WHAT THE EXERCISE ASKS
Give every entry again, unchanged, and leave its images out.

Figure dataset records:
━━━━━━

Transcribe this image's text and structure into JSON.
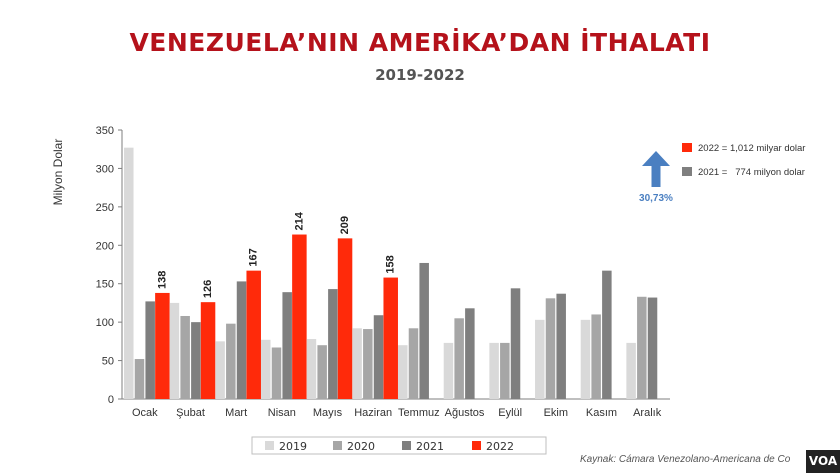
{
  "header": {
    "title": "VENEZUELA’NIN AMERİKA’DAN İTHALATI",
    "subtitle": "2019-2022"
  },
  "annotation": {
    "legend_2022": "2022 = 1,012 milyar dolar",
    "legend_2021": "2021 =   774 milyon dolar",
    "growth": "30,73%",
    "growth_icon": "arrow-up-icon",
    "growth_color": "#4a7fc1"
  },
  "footer": {
    "source": "Kaynak: Cámara Venezolano-Americana de Co",
    "logo": "VOA"
  },
  "chart_data": {
    "type": "bar",
    "title": "VENEZUELA’NIN AMERİKA’DAN İTHALATI",
    "subtitle": "2019-2022",
    "ylabel": "Milyon Dolar",
    "xlabel": "",
    "ylim": [
      0,
      350
    ],
    "yticks": [
      0,
      50,
      100,
      150,
      200,
      250,
      300,
      350
    ],
    "grid": false,
    "legend_position": "bottom",
    "categories": [
      "Ocak",
      "Şubat",
      "Mart",
      "Nisan",
      "Mayıs",
      "Haziran",
      "Temmuz",
      "Ağustos",
      "Eylül",
      "Ekim",
      "Kasım",
      "Aralık"
    ],
    "series": [
      {
        "name": "2019",
        "color": "#d9d9d9",
        "values": [
          327,
          125,
          75,
          77,
          78,
          92,
          70,
          73,
          73,
          103,
          103,
          73
        ]
      },
      {
        "name": "2020",
        "color": "#a6a6a6",
        "values": [
          52,
          108,
          98,
          67,
          70,
          91,
          92,
          105,
          73,
          131,
          110,
          133
        ]
      },
      {
        "name": "2021",
        "color": "#7f7f7f",
        "values": [
          127,
          100,
          153,
          139,
          143,
          109,
          177,
          118,
          144,
          137,
          167,
          132
        ]
      },
      {
        "name": "2022",
        "color": "#ff2a0a",
        "values": [
          138,
          126,
          167,
          214,
          209,
          158,
          null,
          null,
          null,
          null,
          null,
          null
        ],
        "labels": [
          "138",
          "126",
          "167",
          "214",
          "209",
          "158",
          "",
          "",
          "",
          "",
          "",
          ""
        ]
      }
    ]
  }
}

━━━━━━

RESPONSE TO THIS EXERCISE
Transcribe this image's text and structure into JSON.
{
  "header": {
    "title": "VENEZUELA’NIN AMERİKA’DAN İTHALATI",
    "subtitle": "2019-2022"
  },
  "annotation": {
    "legend_2022": "2022 = 1,012 milyar dolar",
    "legend_2021": "2021 =   774 milyon dolar",
    "growth": "30,73%",
    "growth_icon": "arrow-up-icon",
    "growth_color": "#4a7fc1"
  },
  "footer": {
    "source": "Kaynak: Cámara Venezolano-Americana de Co",
    "logo": "VOA"
  },
  "chart_data": {
    "type": "bar",
    "title": "VENEZUELA’NIN AMERİKA’DAN İTHALATI",
    "subtitle": "2019-2022",
    "ylabel": "Milyon Dolar",
    "xlabel": "",
    "ylim": [
      0,
      350
    ],
    "yticks": [
      0,
      50,
      100,
      150,
      200,
      250,
      300,
      350
    ],
    "grid": false,
    "legend_position": "bottom",
    "categories": [
      "Ocak",
      "Şubat",
      "Mart",
      "Nisan",
      "Mayıs",
      "Haziran",
      "Temmuz",
      "Ağustos",
      "Eylül",
      "Ekim",
      "Kasım",
      "Aralık"
    ],
    "series": [
      {
        "name": "2019",
        "color": "#d9d9d9",
        "values": [
          327,
          125,
          75,
          77,
          78,
          92,
          70,
          73,
          73,
          103,
          103,
          73
        ]
      },
      {
        "name": "2020",
        "color": "#a6a6a6",
        "values": [
          52,
          108,
          98,
          67,
          70,
          91,
          92,
          105,
          73,
          131,
          110,
          133
        ]
      },
      {
        "name": "2021",
        "color": "#7f7f7f",
        "values": [
          127,
          100,
          153,
          139,
          143,
          109,
          177,
          118,
          144,
          137,
          167,
          132
        ]
      },
      {
        "name": "2022",
        "color": "#ff2a0a",
        "values": [
          138,
          126,
          167,
          214,
          209,
          158,
          null,
          null,
          null,
          null,
          null,
          null
        ],
        "labels": [
          "138",
          "126",
          "167",
          "214",
          "209",
          "158",
          "",
          "",
          "",
          "",
          "",
          ""
        ]
      }
    ]
  }
}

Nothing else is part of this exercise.